(Task goal)
Print all of the data exactly.

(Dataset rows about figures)
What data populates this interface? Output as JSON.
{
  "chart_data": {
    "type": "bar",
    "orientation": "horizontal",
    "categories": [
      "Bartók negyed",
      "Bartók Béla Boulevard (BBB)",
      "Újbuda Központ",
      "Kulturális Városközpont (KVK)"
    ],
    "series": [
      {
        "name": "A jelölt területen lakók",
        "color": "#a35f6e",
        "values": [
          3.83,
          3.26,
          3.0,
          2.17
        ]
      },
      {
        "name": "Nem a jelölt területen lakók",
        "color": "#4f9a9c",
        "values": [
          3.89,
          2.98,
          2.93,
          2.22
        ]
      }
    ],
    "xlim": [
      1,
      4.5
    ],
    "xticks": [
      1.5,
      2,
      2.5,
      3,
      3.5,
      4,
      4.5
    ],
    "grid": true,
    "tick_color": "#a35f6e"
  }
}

(Output for this exercise)
What data populates this interface? Output as JSON.
{
  "chart_data": {
    "type": "bar",
    "orientation": "horizontal",
    "categories": [
      "Bartók negyed",
      "Bartók Béla Boulevard (BBB)",
      "Újbuda Központ",
      "Kulturális Városközpont (KVK)"
    ],
    "series": [
      {
        "name": "A jelölt területen lakók",
        "color": "#a35f6e",
        "values": [
          3.83,
          3.26,
          3.0,
          2.17
        ]
      },
      {
        "name": "Nem a jelölt területen lakók",
        "color": "#4f9a9c",
        "values": [
          3.89,
          2.98,
          2.93,
          2.22
        ]
      }
    ],
    "xlim": [
      1,
      4.5
    ],
    "xticks": [
      1.5,
      2,
      2.5,
      3,
      3.5,
      4,
      4.5
    ],
    "grid": true,
    "tick_color": "#a35f6e"
  }
}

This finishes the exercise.